DATA SUPPLIED:
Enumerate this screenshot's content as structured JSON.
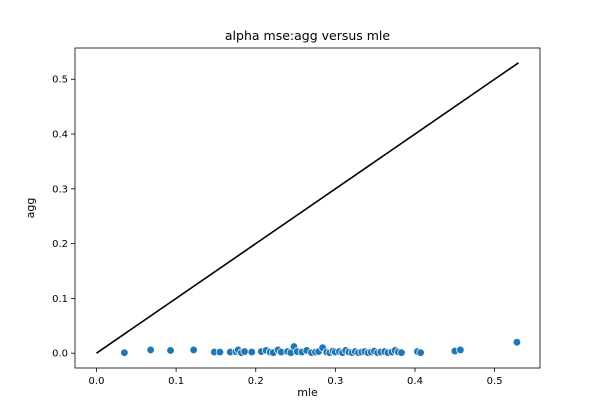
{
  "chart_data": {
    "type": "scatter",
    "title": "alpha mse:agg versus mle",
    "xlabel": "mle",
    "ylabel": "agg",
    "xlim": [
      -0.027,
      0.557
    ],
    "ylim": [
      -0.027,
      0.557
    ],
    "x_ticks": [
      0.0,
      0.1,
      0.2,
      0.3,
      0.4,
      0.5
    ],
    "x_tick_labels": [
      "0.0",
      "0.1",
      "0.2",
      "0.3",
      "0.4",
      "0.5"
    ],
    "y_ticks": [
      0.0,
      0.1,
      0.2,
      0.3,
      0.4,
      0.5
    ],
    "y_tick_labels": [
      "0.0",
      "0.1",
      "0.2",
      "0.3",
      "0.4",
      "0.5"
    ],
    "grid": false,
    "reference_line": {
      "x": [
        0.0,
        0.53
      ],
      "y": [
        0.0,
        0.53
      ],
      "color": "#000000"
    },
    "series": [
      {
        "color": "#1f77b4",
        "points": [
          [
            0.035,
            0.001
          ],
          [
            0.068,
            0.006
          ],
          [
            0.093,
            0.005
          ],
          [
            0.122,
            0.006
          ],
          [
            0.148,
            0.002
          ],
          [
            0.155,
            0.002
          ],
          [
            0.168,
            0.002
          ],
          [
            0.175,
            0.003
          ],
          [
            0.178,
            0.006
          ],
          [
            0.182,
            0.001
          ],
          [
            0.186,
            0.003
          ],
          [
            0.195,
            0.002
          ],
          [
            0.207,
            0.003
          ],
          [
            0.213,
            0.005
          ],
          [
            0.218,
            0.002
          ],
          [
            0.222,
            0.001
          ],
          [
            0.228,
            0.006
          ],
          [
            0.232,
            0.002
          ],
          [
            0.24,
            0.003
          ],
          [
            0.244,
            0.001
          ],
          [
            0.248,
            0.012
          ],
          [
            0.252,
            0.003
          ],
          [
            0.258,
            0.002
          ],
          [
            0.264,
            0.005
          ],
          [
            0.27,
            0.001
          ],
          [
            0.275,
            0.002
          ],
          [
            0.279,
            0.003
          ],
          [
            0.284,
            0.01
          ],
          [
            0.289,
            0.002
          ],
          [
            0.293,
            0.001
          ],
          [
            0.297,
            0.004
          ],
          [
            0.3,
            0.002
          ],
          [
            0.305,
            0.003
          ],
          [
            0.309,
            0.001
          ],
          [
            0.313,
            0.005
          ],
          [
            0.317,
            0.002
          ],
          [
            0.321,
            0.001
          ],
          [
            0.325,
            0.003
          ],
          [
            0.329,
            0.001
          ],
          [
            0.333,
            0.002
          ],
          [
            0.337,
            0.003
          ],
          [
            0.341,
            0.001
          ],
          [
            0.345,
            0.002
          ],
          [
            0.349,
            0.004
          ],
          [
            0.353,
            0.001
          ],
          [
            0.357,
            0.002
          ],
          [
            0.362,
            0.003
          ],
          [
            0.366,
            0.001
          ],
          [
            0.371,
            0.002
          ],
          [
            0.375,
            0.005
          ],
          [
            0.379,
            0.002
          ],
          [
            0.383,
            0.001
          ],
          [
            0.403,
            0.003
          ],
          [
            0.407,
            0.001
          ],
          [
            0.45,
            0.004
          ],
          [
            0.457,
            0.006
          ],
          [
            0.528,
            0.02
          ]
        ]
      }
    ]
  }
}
...
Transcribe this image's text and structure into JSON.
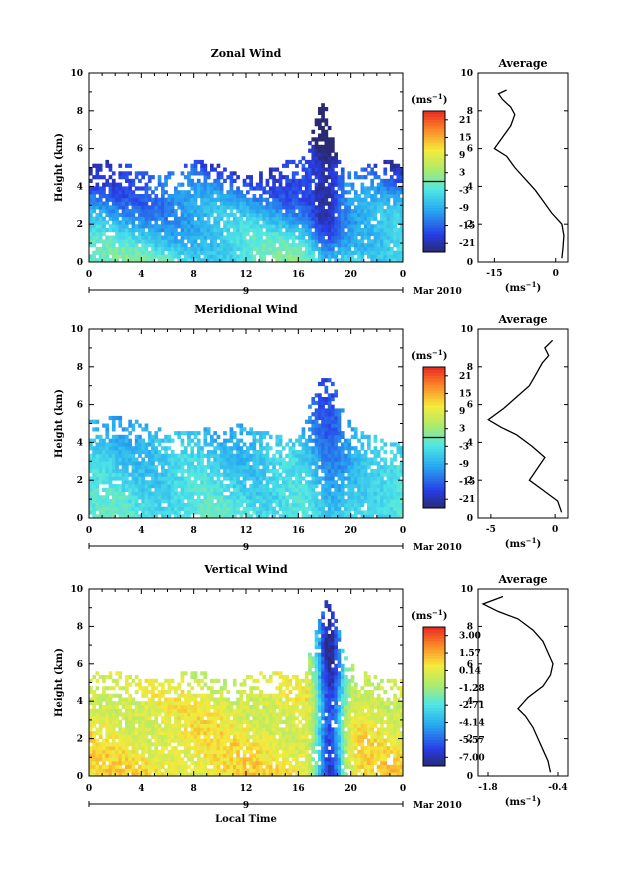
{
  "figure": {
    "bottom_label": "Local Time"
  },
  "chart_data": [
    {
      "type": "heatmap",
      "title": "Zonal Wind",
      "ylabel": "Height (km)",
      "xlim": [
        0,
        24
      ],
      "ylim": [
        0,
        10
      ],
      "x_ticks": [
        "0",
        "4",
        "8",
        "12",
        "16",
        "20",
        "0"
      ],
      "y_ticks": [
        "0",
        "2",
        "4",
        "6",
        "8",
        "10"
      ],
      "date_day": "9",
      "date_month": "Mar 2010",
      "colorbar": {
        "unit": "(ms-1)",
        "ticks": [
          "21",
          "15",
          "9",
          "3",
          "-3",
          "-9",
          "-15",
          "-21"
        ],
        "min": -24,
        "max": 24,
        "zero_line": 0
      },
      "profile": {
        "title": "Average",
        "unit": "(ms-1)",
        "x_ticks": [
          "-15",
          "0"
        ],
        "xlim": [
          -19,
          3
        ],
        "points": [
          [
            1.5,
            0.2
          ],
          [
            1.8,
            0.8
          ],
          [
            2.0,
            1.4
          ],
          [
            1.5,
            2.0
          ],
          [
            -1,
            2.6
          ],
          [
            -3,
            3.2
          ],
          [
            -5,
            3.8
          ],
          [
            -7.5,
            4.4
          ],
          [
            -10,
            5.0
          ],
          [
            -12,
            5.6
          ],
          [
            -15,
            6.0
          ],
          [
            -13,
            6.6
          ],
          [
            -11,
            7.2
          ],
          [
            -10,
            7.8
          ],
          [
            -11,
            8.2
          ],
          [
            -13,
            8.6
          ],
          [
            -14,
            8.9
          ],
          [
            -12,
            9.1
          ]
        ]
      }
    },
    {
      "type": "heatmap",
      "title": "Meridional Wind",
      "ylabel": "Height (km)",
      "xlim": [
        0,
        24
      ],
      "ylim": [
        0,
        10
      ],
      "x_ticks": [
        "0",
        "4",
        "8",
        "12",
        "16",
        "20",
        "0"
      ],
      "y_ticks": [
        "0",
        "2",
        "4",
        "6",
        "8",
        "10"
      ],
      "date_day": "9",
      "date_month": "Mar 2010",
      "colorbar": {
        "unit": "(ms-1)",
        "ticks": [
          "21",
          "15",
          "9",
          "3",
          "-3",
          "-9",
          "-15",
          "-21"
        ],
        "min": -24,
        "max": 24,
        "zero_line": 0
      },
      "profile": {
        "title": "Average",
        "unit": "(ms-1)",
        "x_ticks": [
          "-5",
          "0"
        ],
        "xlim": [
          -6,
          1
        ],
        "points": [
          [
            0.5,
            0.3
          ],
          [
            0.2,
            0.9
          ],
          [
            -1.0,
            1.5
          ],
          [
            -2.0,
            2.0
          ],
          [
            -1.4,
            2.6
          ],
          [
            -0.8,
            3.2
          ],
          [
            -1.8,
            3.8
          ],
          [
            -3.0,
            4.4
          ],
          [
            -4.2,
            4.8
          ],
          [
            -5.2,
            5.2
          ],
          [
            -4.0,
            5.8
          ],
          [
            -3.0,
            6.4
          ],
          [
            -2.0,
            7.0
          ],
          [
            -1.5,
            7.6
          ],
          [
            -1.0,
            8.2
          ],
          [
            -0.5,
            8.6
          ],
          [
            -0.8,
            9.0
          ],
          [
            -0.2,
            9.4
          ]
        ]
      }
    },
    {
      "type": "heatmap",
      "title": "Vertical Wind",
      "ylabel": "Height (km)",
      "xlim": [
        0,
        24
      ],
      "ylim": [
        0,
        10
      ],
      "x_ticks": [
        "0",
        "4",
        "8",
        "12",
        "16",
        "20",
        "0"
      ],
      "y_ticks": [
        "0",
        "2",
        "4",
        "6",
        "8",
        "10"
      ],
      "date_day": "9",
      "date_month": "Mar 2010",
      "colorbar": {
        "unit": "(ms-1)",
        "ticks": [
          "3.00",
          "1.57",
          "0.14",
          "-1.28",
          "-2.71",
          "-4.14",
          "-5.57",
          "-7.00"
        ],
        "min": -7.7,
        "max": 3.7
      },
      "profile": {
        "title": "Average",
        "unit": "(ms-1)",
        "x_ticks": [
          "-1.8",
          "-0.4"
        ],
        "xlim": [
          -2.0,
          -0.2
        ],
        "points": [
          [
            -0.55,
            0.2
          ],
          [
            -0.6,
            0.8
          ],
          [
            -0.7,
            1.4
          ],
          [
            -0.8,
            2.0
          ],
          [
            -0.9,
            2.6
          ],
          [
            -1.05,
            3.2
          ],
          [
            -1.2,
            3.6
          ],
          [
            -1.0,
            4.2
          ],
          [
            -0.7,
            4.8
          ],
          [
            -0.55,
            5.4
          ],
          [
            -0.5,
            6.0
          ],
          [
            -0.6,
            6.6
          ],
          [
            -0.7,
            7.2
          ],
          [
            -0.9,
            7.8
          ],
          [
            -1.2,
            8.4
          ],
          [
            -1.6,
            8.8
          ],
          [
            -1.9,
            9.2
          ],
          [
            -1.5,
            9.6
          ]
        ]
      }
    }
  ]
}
...
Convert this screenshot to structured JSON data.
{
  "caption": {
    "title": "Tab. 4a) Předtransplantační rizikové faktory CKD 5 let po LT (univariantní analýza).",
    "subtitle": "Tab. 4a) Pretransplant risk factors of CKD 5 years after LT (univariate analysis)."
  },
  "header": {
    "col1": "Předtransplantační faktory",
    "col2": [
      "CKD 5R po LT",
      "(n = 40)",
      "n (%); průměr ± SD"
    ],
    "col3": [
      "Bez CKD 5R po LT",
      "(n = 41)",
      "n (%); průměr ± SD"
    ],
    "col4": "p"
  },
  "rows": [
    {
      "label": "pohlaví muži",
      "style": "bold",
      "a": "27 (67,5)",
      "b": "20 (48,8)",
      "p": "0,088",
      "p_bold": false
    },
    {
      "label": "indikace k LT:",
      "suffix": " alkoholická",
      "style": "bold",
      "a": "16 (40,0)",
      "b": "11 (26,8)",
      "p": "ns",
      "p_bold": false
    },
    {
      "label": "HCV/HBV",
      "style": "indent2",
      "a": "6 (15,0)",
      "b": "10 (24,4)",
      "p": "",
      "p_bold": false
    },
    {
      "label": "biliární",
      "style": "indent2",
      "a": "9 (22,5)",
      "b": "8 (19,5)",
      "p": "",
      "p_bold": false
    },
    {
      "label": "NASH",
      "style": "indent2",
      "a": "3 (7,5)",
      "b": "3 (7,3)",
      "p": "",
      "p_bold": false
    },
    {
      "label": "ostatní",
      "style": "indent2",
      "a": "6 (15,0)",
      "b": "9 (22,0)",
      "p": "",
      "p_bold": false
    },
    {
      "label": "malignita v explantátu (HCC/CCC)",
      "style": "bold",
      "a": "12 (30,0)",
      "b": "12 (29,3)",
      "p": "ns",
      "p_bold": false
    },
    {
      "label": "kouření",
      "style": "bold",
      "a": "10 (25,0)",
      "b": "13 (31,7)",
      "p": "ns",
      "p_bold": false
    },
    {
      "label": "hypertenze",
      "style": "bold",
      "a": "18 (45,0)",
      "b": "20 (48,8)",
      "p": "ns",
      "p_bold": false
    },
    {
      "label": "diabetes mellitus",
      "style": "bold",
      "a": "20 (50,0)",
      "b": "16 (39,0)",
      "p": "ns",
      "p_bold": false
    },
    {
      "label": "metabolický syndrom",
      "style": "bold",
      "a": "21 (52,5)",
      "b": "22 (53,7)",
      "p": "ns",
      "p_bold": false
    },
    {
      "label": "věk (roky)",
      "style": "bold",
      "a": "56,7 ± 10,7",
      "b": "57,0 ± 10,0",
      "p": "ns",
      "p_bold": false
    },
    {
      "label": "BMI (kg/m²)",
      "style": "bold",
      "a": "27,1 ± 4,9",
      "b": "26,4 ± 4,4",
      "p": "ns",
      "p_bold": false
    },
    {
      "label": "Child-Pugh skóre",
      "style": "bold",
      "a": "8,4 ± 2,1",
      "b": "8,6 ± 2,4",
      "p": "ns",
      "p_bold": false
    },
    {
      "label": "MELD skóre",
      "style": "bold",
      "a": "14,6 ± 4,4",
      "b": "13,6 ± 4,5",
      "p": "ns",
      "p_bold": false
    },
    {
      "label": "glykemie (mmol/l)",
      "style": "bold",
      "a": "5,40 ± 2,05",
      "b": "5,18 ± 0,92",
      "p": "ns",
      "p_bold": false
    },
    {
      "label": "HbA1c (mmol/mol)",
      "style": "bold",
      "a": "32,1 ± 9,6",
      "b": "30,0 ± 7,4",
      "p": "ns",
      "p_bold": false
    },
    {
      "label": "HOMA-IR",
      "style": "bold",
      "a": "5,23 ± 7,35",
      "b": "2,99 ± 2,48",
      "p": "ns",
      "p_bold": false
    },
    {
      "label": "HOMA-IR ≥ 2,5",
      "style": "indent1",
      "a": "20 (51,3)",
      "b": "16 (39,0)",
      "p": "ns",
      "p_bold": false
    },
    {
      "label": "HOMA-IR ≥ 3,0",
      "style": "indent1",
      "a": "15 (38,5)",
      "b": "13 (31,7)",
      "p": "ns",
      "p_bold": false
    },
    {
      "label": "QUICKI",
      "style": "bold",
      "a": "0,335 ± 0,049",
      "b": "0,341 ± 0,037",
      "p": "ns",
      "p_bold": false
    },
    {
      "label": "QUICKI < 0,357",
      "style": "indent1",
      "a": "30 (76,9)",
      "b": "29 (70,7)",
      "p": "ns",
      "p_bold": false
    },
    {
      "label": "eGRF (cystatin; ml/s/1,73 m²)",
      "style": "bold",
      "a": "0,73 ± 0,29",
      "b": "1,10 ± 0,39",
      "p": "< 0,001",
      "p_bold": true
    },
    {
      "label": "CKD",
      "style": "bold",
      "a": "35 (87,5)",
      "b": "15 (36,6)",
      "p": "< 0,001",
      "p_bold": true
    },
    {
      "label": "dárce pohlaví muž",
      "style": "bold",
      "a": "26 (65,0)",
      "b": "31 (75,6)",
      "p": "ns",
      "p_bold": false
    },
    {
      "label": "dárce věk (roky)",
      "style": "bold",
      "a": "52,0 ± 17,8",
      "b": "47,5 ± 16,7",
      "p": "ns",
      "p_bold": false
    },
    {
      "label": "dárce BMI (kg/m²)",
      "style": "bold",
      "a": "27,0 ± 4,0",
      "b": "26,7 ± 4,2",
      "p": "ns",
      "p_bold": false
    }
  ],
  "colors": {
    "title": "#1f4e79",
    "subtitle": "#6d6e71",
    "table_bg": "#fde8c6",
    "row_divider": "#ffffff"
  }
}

REQUIRED TASK: Determine how many lines include the string "skóre". Give no answer but the number.

TASK ANSWER: 2